_Materials provided_
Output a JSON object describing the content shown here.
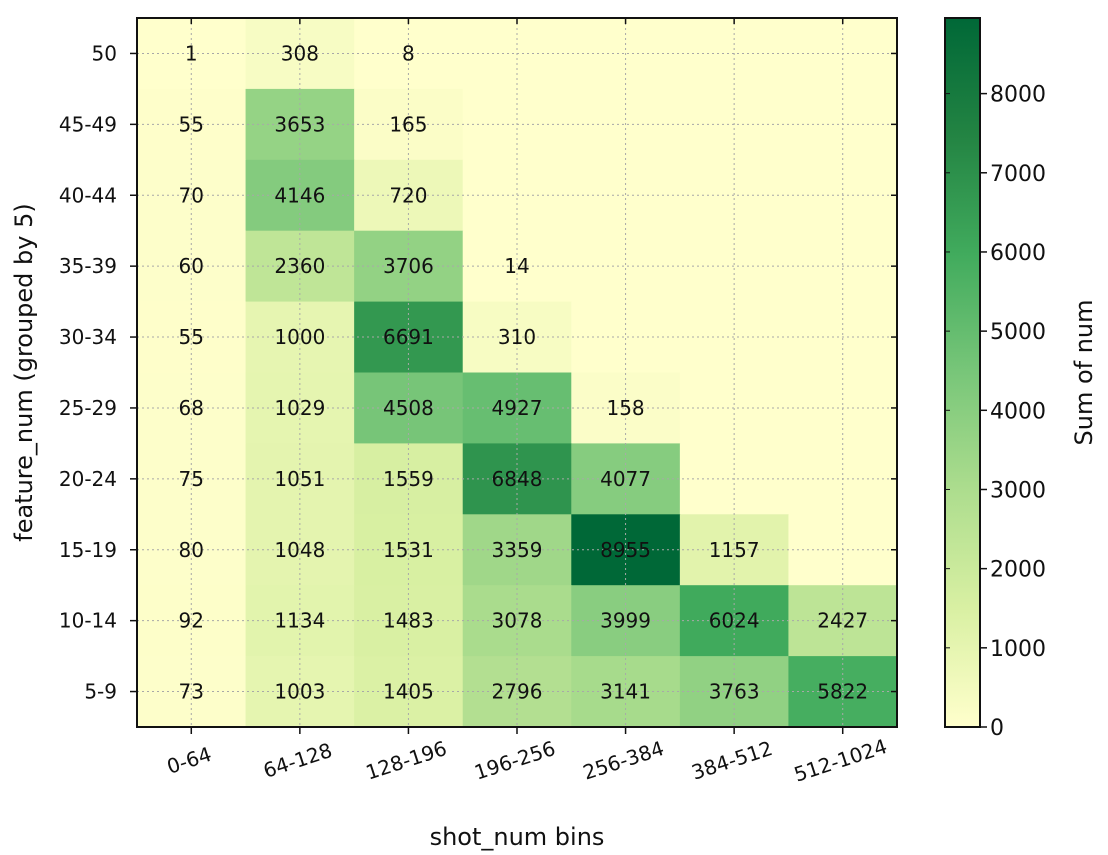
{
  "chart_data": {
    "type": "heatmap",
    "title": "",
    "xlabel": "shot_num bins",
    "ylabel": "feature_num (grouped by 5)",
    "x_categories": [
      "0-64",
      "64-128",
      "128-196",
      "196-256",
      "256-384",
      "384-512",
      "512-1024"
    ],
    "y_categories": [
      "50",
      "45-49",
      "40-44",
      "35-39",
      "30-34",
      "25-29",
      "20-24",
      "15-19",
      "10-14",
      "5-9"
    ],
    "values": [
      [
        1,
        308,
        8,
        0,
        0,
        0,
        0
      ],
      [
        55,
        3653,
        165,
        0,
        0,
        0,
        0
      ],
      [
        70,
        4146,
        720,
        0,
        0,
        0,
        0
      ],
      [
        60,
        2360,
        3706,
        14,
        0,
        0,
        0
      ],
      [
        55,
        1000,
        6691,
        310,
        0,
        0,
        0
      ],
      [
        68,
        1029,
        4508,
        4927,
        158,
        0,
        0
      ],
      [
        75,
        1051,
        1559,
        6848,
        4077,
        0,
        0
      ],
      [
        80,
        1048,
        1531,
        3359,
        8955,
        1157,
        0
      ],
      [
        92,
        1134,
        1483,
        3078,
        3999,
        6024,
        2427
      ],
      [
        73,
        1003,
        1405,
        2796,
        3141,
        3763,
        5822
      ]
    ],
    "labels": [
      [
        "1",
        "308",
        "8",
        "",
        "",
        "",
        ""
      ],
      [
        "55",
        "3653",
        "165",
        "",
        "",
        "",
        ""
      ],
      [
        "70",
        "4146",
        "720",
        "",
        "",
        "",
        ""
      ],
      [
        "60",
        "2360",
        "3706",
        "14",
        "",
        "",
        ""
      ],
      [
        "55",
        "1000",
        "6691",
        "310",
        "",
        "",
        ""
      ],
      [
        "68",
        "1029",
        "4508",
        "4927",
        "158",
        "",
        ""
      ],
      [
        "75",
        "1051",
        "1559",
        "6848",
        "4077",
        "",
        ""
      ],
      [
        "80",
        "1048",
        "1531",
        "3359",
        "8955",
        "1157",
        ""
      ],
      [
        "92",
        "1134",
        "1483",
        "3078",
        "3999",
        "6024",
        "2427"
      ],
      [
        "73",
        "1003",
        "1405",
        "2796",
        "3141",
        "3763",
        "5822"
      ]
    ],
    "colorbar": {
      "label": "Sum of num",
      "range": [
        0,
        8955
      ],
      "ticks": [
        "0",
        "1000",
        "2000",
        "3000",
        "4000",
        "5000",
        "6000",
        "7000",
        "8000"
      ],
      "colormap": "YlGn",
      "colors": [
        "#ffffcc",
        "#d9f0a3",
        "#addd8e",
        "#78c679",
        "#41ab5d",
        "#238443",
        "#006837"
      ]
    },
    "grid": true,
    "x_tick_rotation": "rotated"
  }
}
* * *
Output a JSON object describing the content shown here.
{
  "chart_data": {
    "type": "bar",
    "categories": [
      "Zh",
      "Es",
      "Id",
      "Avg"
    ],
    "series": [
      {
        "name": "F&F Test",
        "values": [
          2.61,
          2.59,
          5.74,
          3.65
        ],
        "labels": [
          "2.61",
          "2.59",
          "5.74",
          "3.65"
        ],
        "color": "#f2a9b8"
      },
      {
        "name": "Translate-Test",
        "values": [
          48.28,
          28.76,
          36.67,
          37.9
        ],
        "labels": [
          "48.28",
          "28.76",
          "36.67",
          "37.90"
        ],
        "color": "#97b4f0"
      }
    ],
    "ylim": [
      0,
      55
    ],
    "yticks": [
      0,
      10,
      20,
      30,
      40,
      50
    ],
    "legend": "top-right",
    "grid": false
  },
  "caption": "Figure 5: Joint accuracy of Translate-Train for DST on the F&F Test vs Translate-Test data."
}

_Instructions to follow_
Only the number is needed here: how many lines of the records contain "Test"?

_The solution_
3